── THE DATA ──

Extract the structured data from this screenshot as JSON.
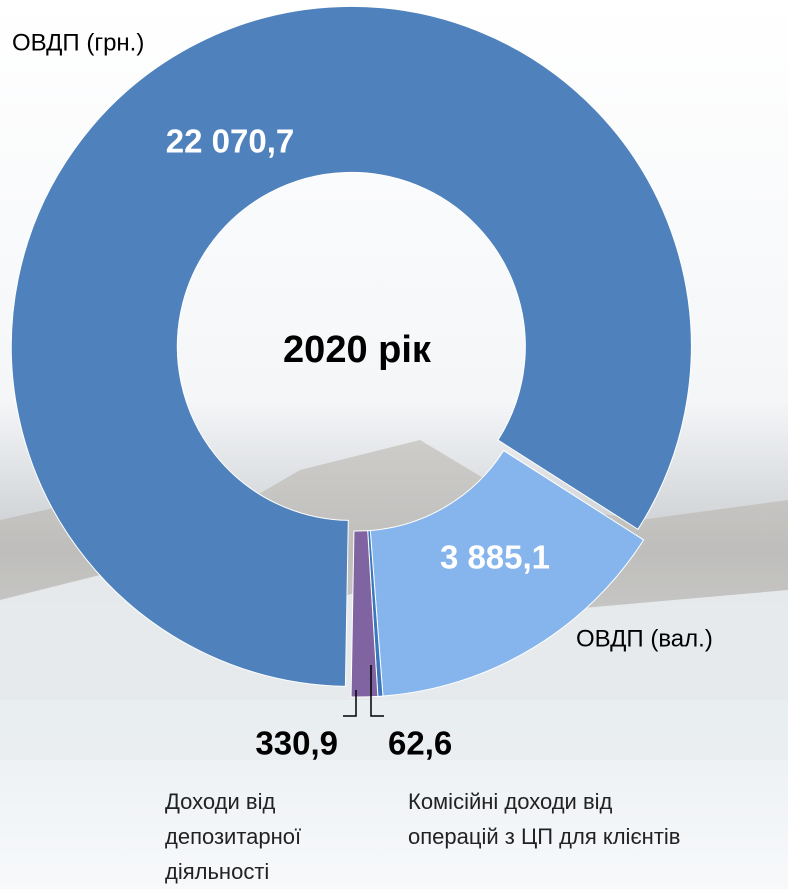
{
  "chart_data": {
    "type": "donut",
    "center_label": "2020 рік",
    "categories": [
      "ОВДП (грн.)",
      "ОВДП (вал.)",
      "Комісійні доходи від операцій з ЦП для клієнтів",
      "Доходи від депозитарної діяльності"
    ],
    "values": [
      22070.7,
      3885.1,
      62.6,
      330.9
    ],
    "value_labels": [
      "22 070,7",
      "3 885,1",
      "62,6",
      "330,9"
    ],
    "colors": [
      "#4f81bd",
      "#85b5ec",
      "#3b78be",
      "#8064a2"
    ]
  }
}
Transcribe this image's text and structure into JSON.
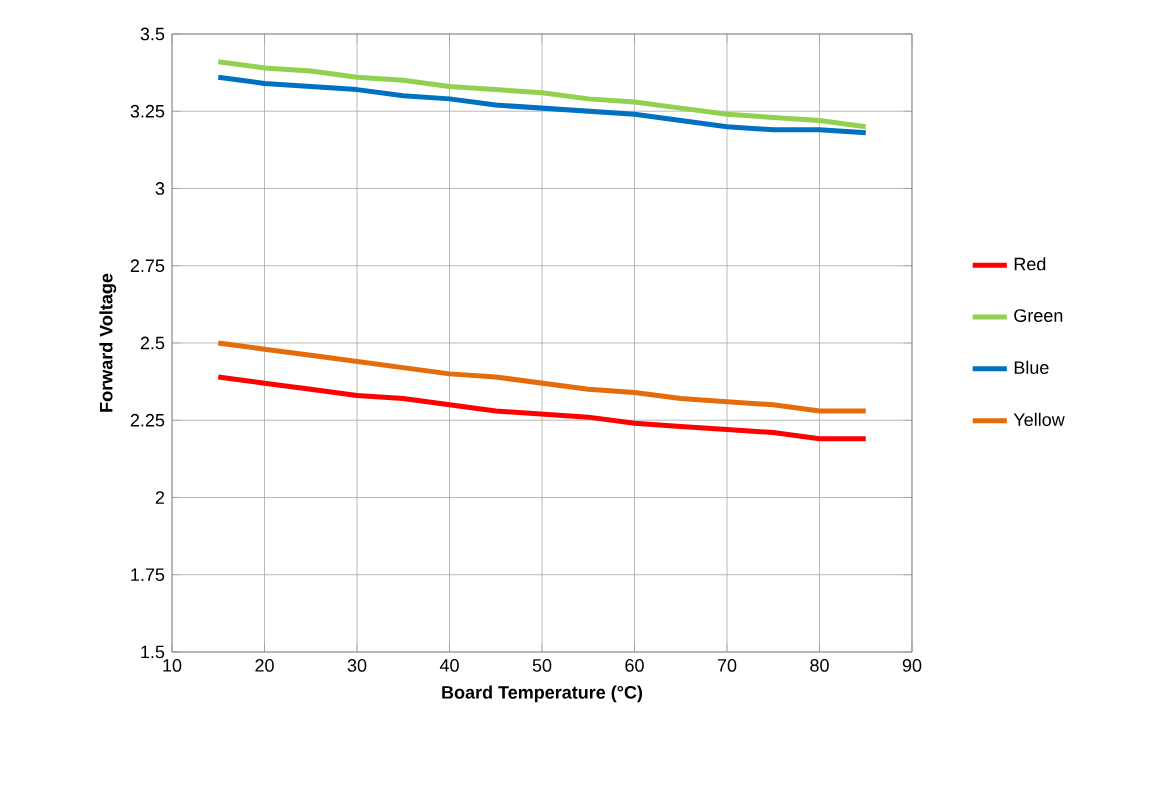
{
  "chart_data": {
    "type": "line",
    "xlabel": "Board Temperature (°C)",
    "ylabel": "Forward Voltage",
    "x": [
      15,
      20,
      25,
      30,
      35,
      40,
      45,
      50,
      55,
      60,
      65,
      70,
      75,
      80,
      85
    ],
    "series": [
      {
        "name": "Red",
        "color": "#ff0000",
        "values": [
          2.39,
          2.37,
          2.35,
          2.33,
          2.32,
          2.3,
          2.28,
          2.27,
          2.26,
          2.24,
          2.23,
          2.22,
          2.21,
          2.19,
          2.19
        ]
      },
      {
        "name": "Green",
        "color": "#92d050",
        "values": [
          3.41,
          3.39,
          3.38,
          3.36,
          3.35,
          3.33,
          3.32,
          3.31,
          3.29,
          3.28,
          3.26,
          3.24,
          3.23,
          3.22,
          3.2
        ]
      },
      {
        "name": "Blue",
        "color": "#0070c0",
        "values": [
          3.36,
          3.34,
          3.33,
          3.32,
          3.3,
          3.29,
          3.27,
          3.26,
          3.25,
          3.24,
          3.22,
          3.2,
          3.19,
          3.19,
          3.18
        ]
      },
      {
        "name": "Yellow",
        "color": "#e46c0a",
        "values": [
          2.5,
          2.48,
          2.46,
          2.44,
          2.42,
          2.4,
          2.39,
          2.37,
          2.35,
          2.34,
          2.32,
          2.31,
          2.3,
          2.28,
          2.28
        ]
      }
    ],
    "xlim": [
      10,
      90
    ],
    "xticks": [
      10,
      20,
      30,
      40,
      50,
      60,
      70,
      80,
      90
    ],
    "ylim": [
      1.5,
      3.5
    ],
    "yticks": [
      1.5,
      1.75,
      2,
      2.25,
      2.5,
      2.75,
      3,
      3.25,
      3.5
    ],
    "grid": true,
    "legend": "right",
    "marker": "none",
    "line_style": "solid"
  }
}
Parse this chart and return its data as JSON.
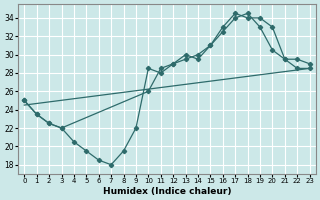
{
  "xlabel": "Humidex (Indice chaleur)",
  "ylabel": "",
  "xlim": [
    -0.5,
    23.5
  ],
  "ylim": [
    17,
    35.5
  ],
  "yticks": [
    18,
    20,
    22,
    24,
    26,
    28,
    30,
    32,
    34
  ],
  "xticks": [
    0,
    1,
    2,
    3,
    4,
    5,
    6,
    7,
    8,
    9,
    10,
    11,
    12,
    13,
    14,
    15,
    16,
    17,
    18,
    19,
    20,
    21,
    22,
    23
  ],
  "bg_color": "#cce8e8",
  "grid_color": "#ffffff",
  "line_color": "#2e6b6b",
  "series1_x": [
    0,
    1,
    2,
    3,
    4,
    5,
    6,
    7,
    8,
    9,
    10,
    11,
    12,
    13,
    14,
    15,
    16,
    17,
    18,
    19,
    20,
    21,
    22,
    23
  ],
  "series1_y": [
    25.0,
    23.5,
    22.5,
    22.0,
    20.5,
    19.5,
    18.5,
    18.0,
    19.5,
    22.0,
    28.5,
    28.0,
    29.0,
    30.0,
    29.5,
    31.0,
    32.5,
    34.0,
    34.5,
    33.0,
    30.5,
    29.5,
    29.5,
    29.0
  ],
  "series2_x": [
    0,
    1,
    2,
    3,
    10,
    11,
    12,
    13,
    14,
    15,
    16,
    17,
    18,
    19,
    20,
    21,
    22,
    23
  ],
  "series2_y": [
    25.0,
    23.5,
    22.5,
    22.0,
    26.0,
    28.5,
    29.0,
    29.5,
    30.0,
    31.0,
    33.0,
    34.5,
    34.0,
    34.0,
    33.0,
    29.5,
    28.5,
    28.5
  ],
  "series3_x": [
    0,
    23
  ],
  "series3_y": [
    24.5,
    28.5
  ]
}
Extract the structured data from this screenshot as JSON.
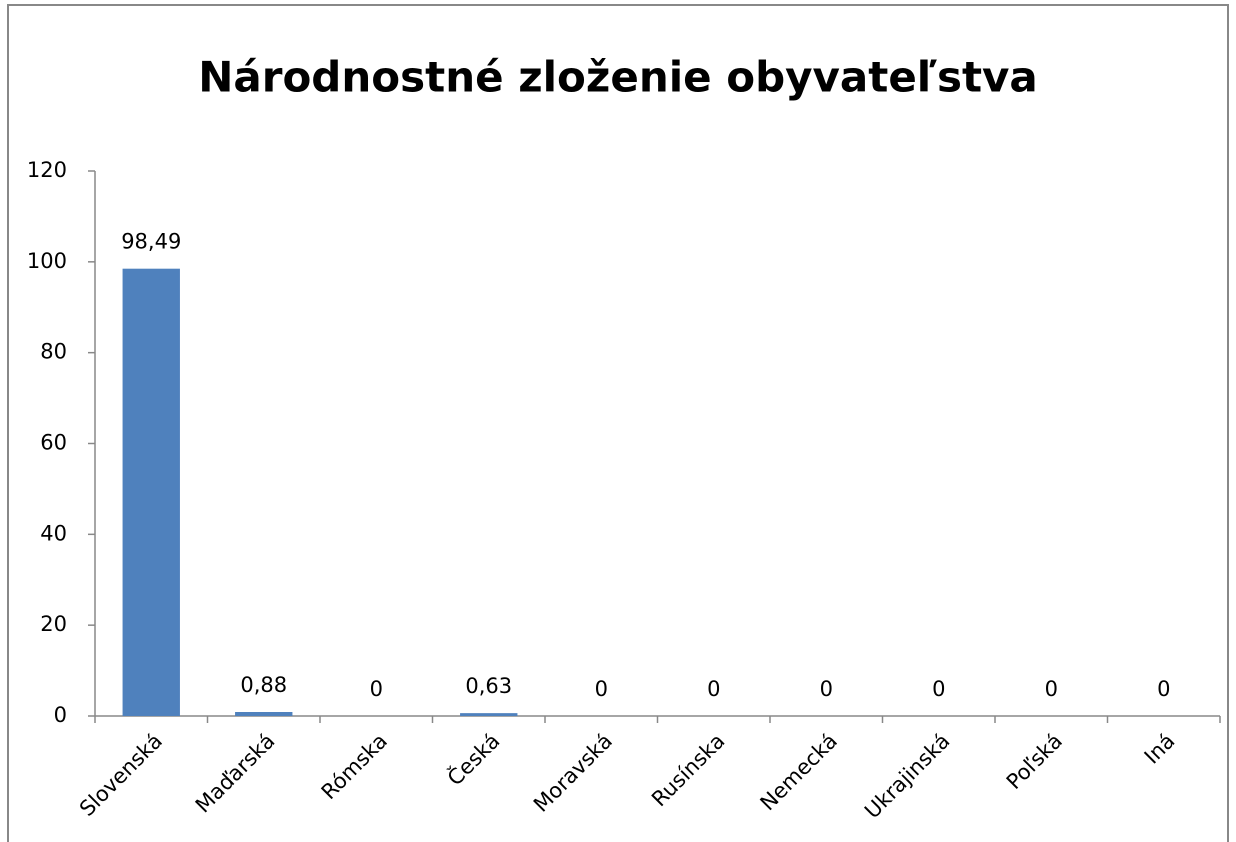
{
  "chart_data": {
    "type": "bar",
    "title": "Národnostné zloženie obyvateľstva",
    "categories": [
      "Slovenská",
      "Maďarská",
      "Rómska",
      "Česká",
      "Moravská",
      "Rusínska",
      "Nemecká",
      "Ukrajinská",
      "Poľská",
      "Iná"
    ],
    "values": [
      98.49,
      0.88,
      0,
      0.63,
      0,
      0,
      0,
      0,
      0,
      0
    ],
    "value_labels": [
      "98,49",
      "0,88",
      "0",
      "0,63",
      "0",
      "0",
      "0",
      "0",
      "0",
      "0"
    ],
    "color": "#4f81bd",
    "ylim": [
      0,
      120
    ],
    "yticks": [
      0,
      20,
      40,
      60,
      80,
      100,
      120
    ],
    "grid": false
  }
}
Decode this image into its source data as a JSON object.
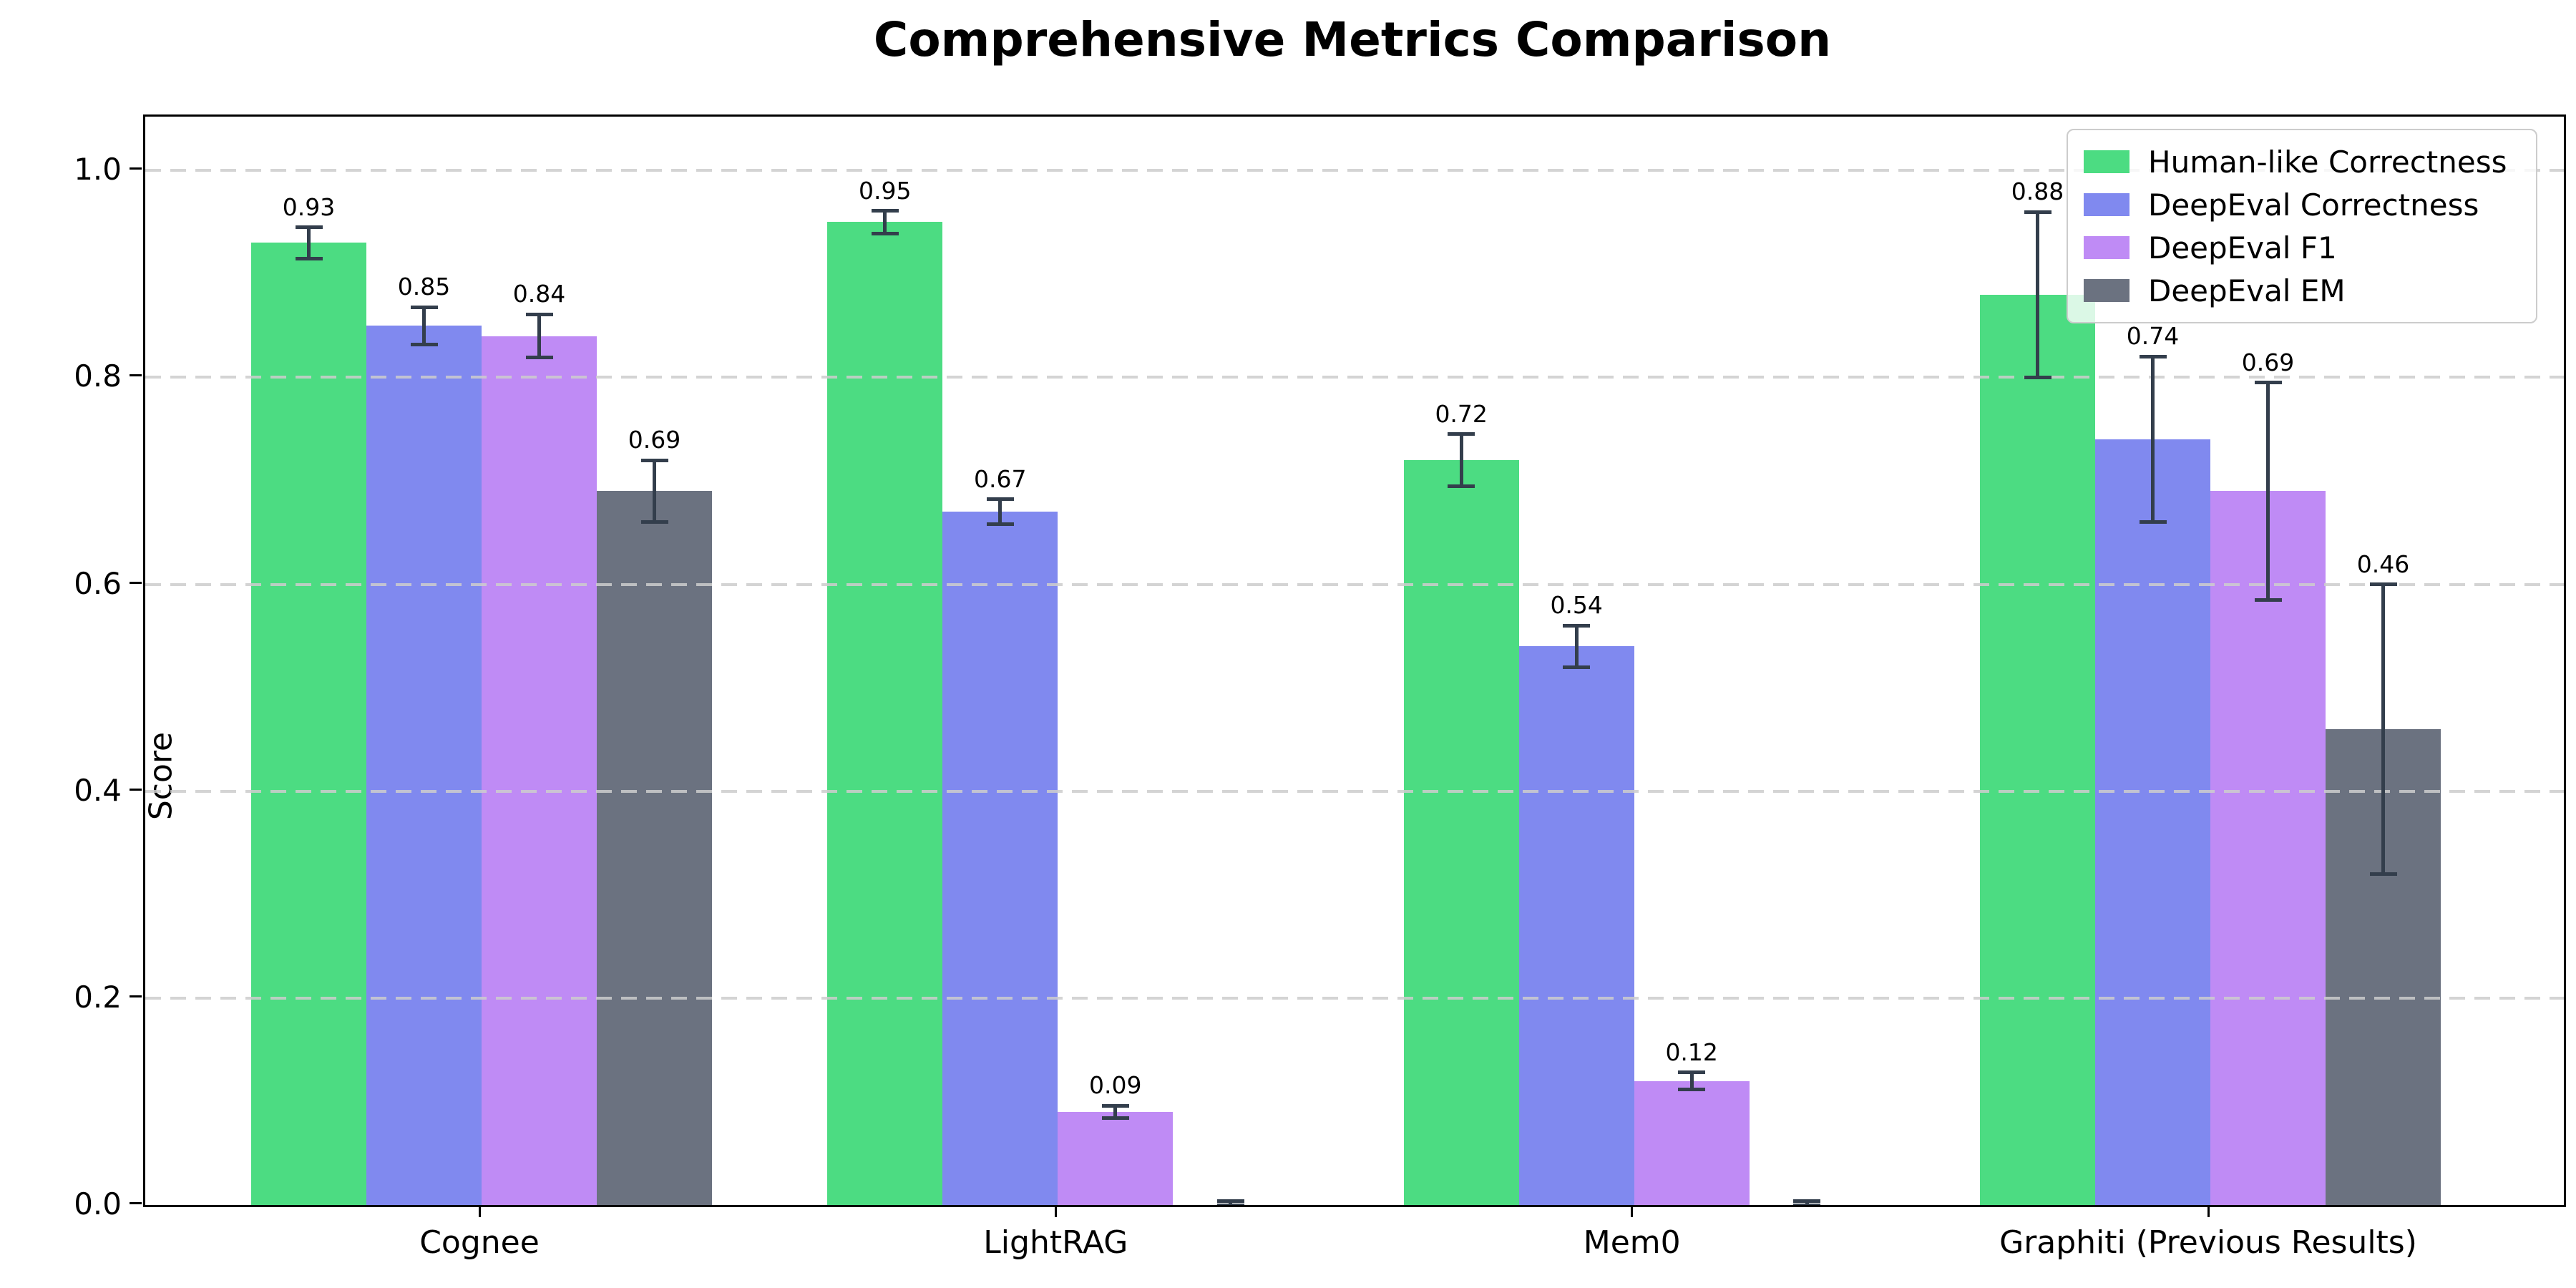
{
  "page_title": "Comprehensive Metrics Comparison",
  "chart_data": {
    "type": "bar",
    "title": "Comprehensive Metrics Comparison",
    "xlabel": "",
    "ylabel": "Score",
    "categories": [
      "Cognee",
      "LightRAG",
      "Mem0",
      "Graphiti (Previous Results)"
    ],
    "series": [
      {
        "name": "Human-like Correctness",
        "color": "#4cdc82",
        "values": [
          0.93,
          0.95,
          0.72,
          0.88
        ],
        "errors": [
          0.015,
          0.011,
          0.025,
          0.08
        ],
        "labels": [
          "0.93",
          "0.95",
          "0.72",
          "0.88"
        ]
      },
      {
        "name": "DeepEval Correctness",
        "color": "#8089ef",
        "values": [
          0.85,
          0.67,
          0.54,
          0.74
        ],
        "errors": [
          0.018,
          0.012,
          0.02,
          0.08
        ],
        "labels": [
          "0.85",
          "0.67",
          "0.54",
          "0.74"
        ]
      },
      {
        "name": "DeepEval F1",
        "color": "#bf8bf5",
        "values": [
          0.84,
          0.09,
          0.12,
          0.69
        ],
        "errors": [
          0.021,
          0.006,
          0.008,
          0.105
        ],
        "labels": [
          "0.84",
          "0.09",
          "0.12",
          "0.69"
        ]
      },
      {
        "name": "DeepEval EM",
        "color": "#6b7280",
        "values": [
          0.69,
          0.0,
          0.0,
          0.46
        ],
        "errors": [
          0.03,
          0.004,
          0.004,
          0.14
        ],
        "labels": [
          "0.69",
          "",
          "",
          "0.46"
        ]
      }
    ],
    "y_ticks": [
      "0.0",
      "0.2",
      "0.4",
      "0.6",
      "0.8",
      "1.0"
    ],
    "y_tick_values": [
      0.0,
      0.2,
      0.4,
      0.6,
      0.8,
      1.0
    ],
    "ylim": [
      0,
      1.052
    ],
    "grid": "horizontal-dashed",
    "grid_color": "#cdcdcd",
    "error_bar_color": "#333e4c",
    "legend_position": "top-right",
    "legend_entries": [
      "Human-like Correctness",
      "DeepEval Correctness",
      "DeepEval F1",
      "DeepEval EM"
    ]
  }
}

───

#### [INSTRUCTIONS FOR THE TASK]
Copy every line of the data that holds the string "Human".

#### [EXERCISE RESPONSE]
        "name": "Human-like Correctness",
      "Human-like Correctness",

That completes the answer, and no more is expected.